Return all of the entries exactly as written.

Data section:
----
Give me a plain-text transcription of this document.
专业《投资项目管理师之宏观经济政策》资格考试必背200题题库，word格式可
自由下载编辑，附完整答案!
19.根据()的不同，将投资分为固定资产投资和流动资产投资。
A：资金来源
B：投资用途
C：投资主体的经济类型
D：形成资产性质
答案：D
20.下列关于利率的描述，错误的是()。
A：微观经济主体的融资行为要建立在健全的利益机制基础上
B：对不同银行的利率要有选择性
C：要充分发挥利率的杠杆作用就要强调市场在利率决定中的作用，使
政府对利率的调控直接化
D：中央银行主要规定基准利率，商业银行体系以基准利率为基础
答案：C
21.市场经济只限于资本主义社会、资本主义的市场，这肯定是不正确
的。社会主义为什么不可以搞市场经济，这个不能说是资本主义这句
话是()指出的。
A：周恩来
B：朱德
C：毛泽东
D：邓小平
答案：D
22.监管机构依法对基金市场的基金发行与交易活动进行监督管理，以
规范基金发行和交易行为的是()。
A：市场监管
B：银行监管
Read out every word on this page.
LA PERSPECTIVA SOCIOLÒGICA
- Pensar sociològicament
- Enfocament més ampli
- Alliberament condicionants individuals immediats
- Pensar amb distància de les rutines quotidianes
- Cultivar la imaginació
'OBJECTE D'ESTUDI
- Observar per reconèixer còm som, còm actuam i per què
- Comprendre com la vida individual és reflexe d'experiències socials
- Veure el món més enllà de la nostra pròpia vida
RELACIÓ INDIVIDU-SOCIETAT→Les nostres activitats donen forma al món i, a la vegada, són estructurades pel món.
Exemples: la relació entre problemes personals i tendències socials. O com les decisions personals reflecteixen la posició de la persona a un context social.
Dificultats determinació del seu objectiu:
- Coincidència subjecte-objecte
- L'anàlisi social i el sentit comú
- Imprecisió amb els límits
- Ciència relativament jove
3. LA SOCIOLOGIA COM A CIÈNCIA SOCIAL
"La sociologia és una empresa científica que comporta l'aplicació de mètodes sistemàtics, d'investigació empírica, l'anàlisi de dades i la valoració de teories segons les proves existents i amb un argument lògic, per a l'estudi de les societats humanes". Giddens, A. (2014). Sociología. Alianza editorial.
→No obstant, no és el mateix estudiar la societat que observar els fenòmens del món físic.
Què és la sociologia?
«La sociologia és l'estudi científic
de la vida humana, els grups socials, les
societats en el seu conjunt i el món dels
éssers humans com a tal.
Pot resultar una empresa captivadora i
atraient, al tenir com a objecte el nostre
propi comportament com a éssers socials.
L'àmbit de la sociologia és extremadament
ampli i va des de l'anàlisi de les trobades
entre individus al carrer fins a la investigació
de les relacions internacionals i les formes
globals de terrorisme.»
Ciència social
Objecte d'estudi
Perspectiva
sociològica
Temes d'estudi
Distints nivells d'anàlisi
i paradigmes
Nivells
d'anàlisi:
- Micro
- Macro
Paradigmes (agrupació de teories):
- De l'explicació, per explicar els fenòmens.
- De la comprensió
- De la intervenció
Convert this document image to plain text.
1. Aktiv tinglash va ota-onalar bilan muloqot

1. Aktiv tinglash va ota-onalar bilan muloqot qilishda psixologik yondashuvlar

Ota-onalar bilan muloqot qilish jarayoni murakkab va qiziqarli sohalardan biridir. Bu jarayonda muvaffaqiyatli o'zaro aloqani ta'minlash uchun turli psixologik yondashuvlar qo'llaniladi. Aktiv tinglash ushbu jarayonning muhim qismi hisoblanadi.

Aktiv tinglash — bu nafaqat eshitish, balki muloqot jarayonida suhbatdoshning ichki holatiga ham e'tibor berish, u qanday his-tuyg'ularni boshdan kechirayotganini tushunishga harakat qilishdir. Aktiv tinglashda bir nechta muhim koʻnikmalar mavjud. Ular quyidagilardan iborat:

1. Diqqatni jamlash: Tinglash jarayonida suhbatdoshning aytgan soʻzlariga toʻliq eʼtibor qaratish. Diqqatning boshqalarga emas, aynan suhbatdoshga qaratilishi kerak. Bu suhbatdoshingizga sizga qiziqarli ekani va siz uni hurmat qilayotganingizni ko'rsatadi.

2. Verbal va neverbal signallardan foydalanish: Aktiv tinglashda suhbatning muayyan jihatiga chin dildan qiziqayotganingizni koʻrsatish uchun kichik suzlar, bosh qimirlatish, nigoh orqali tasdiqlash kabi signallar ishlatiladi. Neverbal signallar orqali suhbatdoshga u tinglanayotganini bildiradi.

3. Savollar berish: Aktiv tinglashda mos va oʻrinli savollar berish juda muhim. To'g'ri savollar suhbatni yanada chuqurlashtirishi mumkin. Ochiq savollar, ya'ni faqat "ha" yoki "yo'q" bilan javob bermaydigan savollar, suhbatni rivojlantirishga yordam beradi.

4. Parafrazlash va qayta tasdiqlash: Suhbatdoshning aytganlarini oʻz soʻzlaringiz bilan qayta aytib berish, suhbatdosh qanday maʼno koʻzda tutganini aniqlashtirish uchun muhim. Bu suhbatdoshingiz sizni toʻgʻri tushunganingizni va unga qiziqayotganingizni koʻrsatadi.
----
Problem solution:
Give me a plain-text transcription of this document.
专业《投资项目管理师之宏观经济政策》资格考试必背200题题库，word格式可
自由下载编辑，附完整答案!
19.根据()的不同，将投资分为固定资产投资和流动资产投资。
A：资金来源
B：投资用途
C：投资主体的经济类型
D：形成资产性质
答案：D
20.下列关于利率的描述，错误的是()。
A：微观经济主体的融资行为要建立在健全的利益机制基础上
B：对不同银行的利率要有选择性
C：要充分发挥利率的杠杆作用就要强调市场在利率决定中的作用，使
政府对利率的调控直接化
D：中央银行主要规定基准利率，商业银行体系以基准利率为基础
答案：C
21.市场经济只限于资本主义社会、资本主义的市场，这肯定是不正确
的。社会主义为什么不可以搞市场经济，这个不能说是资本主义这句
话是()指出的。
A：周恩来
B：朱德
C：毛泽东
D：邓小平
答案：D
22.监管机构依法对基金市场的基金发行与交易活动进行监督管理，以
规范基金发行和交易行为的是()。
A：市场监管
B：银行监管
Read out every word on this page.
LA PERSPECTIVA SOCIOLÒGICA
- Pensar sociològicament
- Enfocament més ampli
- Alliberament condicionants individuals immediats
- Pensar amb distància de les rutines quotidianes
- Cultivar la imaginació
'OBJECTE D'ESTUDI
- Observar per reconèixer còm som, còm actuam i per què
- Comprendre com la vida individual és reflexe d'experiències socials
- Veure el món més enllà de la nostra pròpia vida
RELACIÓ INDIVIDU-SOCIETAT→Les nostres activitats donen forma al món i, a la vegada, són estructurades pel món.
Exemples: la relació entre problemes personals i tendències socials. O com les decisions personals reflecteixen la posició de la persona a un context social.
Dificultats determinació del seu objectiu:
- Coincidència subjecte-objecte
- L'anàlisi social i el sentit comú
- Imprecisió amb els límits
- Ciència relativament jove
3. LA SOCIOLOGIA COM A CIÈNCIA SOCIAL
"La sociologia és una empresa científica que comporta l'aplicació de mètodes sistemàtics, d'investigació empírica, l'anàlisi de dades i la valoració de teories segons les proves existents i amb un argument lògic, per a l'estudi de les societats humanes". Giddens, A. (2014). Sociología. Alianza editorial.
→No obstant, no és el mateix estudiar la societat que observar els fenòmens del món físic.
Què és la sociologia?
«La sociologia és l'estudi científic
de la vida humana, els grups socials, les
societats en el seu conjunt i el món dels
éssers humans com a tal.
Pot resultar una empresa captivadora i
atraient, al tenir com a objecte el nostre
propi comportament com a éssers socials.
L'àmbit de la sociologia és extremadament
ampli i va des de l'anàlisi de les trobades
entre individus al carrer fins a la investigació
de les relacions internacionals i les formes
globals de terrorisme.»
Ciència social
Objecte d'estudi
Perspectiva
sociològica
Temes d'estudi
Distints nivells d'anàlisi
i paradigmes
Nivells
d'anàlisi:
- Micro
- Macro
Paradigmes (agrupació de teories):
- De l'explicació, per explicar els fenòmens.
- De la comprensió
- De la intervenció
Convert this document image to plain text.
1. Aktiv tinglash va ota-onalar bilan muloqot

1. Aktiv tinglash va ota-onalar bilan muloqot qilishda psixologik yondashuvlar

Ota-onalar bilan muloqot qilish jarayoni murakkab va qiziqarli sohalardan biridir. Bu jarayonda muvaffaqiyatli o'zaro aloqani ta'minlash uchun turli psixologik yondashuvlar qo'llaniladi. Aktiv tinglash ushbu jarayonning muhim qismi hisoblanadi.

Aktiv tinglash — bu nafaqat eshitish, balki muloqot jarayonida suhbatdoshning ichki holatiga ham e'tibor berish, u qanday his-tuyg'ularni boshdan kechirayotganini tushunishga harakat qilishdir. Aktiv tinglashda bir nechta muhim koʻnikmalar mavjud. Ular quyidagilardan iborat:

1. Diqqatni jamlash: Tinglash jarayonida suhbatdoshning aytgan soʻzlariga toʻliq eʼtibor qaratish. Diqqatning boshqalarga emas, aynan suhbatdoshga qaratilishi kerak. Bu suhbatdoshingizga sizga qiziqarli ekani va siz uni hurmat qilayotganingizni ko'rsatadi.

2. Verbal va neverbal signallardan foydalanish: Aktiv tinglashda suhbatning muayyan jihatiga chin dildan qiziqayotganingizni koʻrsatish uchun kichik suzlar, bosh qimirlatish, nigoh orqali tasdiqlash kabi signallar ishlatiladi. Neverbal signallar orqali suhbatdoshga u tinglanayotganini bildiradi.

3. Savollar berish: Aktiv tinglashda mos va oʻrinli savollar berish juda muhim. To'g'ri savollar suhbatni yanada chuqurlashtirishi mumkin. Ochiq savollar, ya'ni faqat "ha" yoki "yo'q" bilan javob bermaydigan savollar, suhbatni rivojlantirishga yordam beradi.

4. Parafrazlash va qayta tasdiqlash: Suhbatdoshning aytganlarini oʻz soʻzlaringiz bilan qayta aytib berish, suhbatdosh qanday maʼno koʻzda tutganini aniqlashtirish uchun muhim. Bu suhbatdoshingiz sizni toʻgʻri tushunganingizni va unga qiziqayotganingizni koʻrsatadi.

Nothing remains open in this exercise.